### Record excerpts
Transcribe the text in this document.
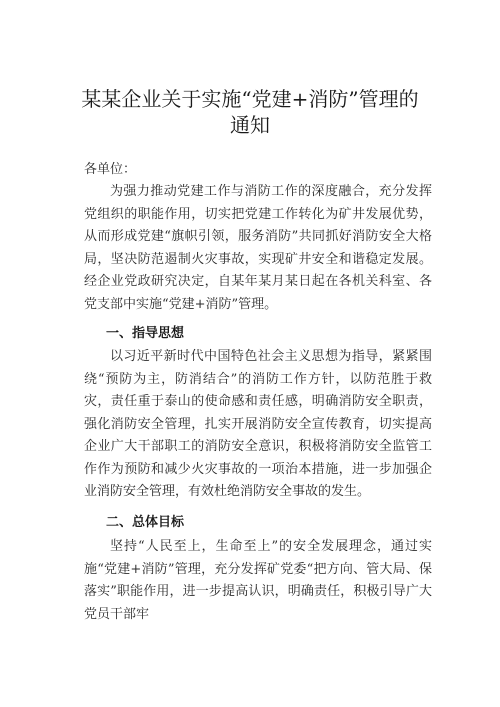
某某企业关于实施“党建+消防”管理的
通知
各单位：
为强力推动党建工作与消防工作的深度融合，充分发挥党组织的职能作用，切实把党建工作转化为矿井发展优势，从而形成党建“旗帜引领，服务消防”共同抓好消防安全大格局，坚决防范遏制火灾事故，实现矿井安全和谐稳定发展。经企业党政研究决定，自某年某月某日起在各机关科室、各党支部中实施“党建+消防”管理。
一、指导思想
以习近平新时代中国特色社会主义思想为指导，紧紧围绕“预防为主，防消结合”的消防工作方针，以防范胜于救灾，责任重于泰山的使命感和责任感，明确消防安全职责，强化消防安全管理，扎实开展消防安全宣传教育，切实提高企业广大干部职工的消防安全意识，积极将消防安全监管工作作为预防和减少火灾事故的一项治本措施，进一步加强企业消防安全管理，有效杜绝消防安全事故的发生。
二、总体目标
坚持“人民至上，生命至上”的安全发展理念，通过实施“党建+消防”管理，充分发挥矿党委“把方向、管大局、保落实”职能作用，进一步提高认识，明确责任，积极引导广大党员干部牢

### Request
All of the data above should be transcribed verbatim, with pictures omitted.

### Written answer
Transcribe the text in this document.
某某企业关于实施“党建+消防”管理的
通知
各单位：
为强力推动党建工作与消防工作的深度融合，充分发挥党组织的职能作用，切实把党建工作转化为矿井发展优势，从而形成党建“旗帜引领，服务消防”共同抓好消防安全大格局，坚决防范遏制火灾事故，实现矿井安全和谐稳定发展。经企业党政研究决定，自某年某月某日起在各机关科室、各党支部中实施“党建+消防”管理。
一、指导思想
以习近平新时代中国特色社会主义思想为指导，紧紧围绕“预防为主，防消结合”的消防工作方针，以防范胜于救灾，责任重于泰山的使命感和责任感，明确消防安全职责，强化消防安全管理，扎实开展消防安全宣传教育，切实提高企业广大干部职工的消防安全意识，积极将消防安全监管工作作为预防和减少火灾事故的一项治本措施，进一步加强企业消防安全管理，有效杜绝消防安全事故的发生。
二、总体目标
坚持“人民至上，生命至上”的安全发展理念，通过实施“党建+消防”管理，充分发挥矿党委“把方向、管大局、保落实”职能作用，进一步提高认识，明确责任，积极引导广大党员干部牢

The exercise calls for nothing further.